▶ [THE PROBLEM]: Each line containing the word "name" must be collected.

▶ [RECORDS FOR THIS TASK]:
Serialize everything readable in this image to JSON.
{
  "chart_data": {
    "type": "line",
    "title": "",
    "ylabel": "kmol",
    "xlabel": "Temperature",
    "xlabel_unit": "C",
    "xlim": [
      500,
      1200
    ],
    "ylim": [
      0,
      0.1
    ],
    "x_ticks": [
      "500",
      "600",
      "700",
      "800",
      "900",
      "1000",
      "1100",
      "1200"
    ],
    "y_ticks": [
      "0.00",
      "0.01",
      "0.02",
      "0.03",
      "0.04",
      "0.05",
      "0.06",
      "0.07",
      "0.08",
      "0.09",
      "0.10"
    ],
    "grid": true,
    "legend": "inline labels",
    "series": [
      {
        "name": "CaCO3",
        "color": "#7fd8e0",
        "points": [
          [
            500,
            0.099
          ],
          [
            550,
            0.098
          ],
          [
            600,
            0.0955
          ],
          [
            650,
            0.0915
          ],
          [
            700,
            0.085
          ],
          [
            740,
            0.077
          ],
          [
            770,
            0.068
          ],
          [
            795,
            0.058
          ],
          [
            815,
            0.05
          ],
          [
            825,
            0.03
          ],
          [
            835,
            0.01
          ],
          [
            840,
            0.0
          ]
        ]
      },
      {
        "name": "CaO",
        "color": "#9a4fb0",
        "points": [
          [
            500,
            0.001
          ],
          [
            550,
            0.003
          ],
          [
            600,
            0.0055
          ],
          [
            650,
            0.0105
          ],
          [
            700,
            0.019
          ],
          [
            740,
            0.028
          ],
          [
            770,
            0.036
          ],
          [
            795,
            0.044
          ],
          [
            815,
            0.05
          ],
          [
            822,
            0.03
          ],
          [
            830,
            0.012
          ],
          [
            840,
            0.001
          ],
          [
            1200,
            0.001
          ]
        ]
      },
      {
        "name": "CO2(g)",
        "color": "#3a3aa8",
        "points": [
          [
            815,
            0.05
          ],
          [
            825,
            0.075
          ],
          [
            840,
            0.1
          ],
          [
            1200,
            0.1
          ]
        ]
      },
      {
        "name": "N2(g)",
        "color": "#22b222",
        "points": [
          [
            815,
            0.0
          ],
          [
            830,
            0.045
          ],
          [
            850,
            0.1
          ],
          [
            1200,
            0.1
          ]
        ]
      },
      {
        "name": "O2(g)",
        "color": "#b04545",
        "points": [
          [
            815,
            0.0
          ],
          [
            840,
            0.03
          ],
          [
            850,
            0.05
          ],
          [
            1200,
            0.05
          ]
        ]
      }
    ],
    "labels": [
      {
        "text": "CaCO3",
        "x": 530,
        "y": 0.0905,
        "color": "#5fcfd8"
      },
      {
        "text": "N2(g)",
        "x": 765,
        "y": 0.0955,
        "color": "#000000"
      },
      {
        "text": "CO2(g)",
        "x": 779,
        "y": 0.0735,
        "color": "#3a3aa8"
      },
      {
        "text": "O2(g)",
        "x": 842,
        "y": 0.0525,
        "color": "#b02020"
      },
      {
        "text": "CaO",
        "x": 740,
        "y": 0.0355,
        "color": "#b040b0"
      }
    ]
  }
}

▶ [REPLY TO THE TASK]:
        "name": "CaCO3",
        "name": "CaO",
        "name": "CO2(g)",
        "name": "N2(g)",
        "name": "O2(g)",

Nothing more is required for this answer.